_STATED GOAL 1_
In the video metadata notebook below, what does the `load_metadata` function raise when no row matches the requested video ID?
_STATED GOAL 2_
Can you continue the video metadata notebook below, starting right after its last line?

_QUOTED PASSAGE_
First we load the libraries needed to create and display the video.

In [None]:
from pathlib import Path
from dataclasses import dataclass
from typing import Dict, List, Optional, Tuple, Iterable

import cv2
import numpy as np
import pandas as pd
from IPython.display import Video, display

print("Libraries loaded successfully!")

## 2. Data Structures and Helper Functions

We define a dataclass to hold video metadata and the helper functions needed.

In [None]:
@dataclass
class Metadata:
    """Holds video metadata information"""
    lab_id: str
    video_id: str
    fps: float
    width: int
    height: int

In [None]:
def load_metadata(metadata_csv: Path, video_id: str, lab_id_hint: Optional[str] = None) -> Metadata:
    """
    Load metadata information for the specified video_id from a CSV file.
    
    Args:
        metadata_csv: Path to the train.csv or test.csv file
        video_id: ID of the video to render
        lab_id_hint: Optional lab_id to disambiguate when multiple matches exist
    
    Returns:
        Metadata: Video metadata information
    """
    df = pd.read_csv(metadata_csv)
    df["video_id"] = df["video_id"].astype(str)

    query = df[df["video_id"] == str(video_id)]
    if lab_id_hint:
        query = query[query["lab_id"] == lab_id_hint]

    if query.empty:
        raise ValueError(f"Video {video_id} not found: {metadata_csv}")
    if len(query) > 1 and not lab_id_hint:
        options = ", ".join(sorted(query["lab_id"].unique()))
        raise ValueError(
            f"Multiple lab_id found for video {video_id}. Please specify lab_id. Options: {options}"
        )

_DATASET RECORDS_
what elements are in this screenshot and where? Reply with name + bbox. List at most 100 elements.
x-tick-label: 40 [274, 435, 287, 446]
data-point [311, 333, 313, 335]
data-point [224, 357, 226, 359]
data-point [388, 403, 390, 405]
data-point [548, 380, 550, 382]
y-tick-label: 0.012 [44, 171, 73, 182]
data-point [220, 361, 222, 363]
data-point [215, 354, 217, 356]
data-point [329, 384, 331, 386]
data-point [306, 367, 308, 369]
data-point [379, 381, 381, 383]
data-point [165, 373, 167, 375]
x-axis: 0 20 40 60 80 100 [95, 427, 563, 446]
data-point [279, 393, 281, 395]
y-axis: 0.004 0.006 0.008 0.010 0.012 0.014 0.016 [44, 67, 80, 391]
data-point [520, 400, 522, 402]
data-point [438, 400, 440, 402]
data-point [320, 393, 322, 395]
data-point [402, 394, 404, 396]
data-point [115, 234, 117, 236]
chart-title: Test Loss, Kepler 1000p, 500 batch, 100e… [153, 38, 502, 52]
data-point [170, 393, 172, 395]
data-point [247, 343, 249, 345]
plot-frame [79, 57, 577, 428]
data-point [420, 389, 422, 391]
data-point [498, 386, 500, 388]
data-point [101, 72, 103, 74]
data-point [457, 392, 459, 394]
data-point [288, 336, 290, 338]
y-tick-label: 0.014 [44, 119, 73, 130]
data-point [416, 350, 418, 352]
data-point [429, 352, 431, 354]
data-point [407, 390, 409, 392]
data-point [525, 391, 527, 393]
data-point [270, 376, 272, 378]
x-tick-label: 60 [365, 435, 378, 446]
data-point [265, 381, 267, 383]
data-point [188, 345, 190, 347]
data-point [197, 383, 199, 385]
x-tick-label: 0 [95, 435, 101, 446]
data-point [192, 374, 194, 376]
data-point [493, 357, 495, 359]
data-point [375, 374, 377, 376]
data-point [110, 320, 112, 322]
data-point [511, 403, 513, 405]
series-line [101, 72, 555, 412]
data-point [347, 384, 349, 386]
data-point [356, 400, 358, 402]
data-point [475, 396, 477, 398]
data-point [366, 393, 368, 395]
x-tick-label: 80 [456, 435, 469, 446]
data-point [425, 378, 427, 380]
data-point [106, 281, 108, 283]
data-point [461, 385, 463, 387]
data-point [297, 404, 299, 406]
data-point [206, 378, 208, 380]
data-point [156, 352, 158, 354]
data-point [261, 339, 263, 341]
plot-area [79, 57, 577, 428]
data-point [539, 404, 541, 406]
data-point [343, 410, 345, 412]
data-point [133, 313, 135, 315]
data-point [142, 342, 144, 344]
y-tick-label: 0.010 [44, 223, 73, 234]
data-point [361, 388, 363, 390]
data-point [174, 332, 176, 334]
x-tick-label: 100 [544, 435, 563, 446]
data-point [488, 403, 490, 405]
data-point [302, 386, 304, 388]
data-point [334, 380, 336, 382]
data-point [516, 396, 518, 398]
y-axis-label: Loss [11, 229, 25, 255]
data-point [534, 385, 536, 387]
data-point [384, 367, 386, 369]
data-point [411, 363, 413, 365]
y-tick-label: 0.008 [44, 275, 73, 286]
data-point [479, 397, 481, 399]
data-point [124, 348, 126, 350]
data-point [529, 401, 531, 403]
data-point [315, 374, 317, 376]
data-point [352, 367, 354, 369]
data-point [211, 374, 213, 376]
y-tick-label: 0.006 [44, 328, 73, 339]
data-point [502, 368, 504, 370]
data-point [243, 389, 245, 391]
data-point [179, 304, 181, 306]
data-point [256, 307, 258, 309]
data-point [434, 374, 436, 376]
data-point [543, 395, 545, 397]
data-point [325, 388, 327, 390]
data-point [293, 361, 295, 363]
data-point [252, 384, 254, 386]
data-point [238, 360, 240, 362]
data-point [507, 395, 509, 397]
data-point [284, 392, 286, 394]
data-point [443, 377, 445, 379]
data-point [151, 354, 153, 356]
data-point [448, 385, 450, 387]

_EXERCISE RESPONSE 1_
A `ValueError` with the message "Video {video_id} not found: {metadata_csv}".

_EXERCISE RESPONSE 2_
    row = query.iloc[0]
    return Metadata(
        lab_id=str(row["lab_id"]),
        video_id=str(row["video_id"]),
        fps=float(row["frames_per_second"]),
        width=int(row["video_width_pix"]),
        height=int(row["video_height_pix"]),
    )

print("load_metadata function defined")

In [None]:
def build_color_map(num_entries: int) -> Dict[int, Tuple[int, int, int]]:
    """
    Creates a different color palette for each mouse.
    
    Args:
        num_entries: Number of colors
    
    Returns:
        Dict: Mapping from Mouse ID to (B, G, R) color tuple
    """
    palette: List[Tuple[int, int, int]] = [
        (0, 153, 255),    # Orange
        (0, 204, 102),    # Green
        (255, 153, 0),    # Blue
        (204, 0, 255),    # Pink
        (255, 51, 51),    # Red
        (102, 255, 204),  # Light green
        (255, 102, 178),  # Light pink
        (153, 255, 51),   # Lime green
    ]
    return {idx + 1: palette[idx % len(palette)] for idx in range(num_entries)}

print("build_color_map function defined")

In [None]:
def compute_centroids(frame_df: pd.DataFrame) -> Dict[int, Tuple[int, int]]:
    """
    Calculates the centroid by taking the average of body part coordinates for each mouse.
    
    Args:
        frame_df: Tracking data for a single frame
    
    Returns:
        Dict: Mapping from Mouse ID to (x, y) centroid coordinates
    """
    centroids: Dict[int, Tuple[int, int]] = {}
    for mouse_id, group in frame_df.groupby("mouse_id"):
        coords = group[["x", "y"]].to_numpy(dtype=np.float32)
        if np.isnan(coords).all():
            continue
        mean_x = float(np.nanmean(coords[:, 0]))
        mean_y = float(np.nanmean(coords[:, 1]))
        centroids[int(mouse_id)] = (int(round(mean_x)), int(round(mean_y)))
    return centroids

print("compute_centroids function defined")

In [None]:
def gather_active_annotations(
    annotation_df: pd.DataFrame,
    frame_number: int,
) -> List[Tuple[int, int, str]]:
    """
    Finds active behaviors in a specific frame.
    
    Args:
        annotation_df: Annotation data
        frame_number: Frame number
    
    Returns:
        List: (agent_id, target_id, action) tuples
    """
    if annotation_df is None or annotation_df.empty:
        return []

    active = annotation_df[
        (annotation_df["start_frame"] <= frame_number)
        & (annotation_df["stop_frame"] >= frame_number)
    ]
    return list(
        active[["agent_id", "target_id", "action"]].itertuples(index=False, name=None)
    )

def format_actions(actions: Iterable[Tuple[int, int, str]]) -> List[str]:
    """
    Converts annotation information to readable text format.
    """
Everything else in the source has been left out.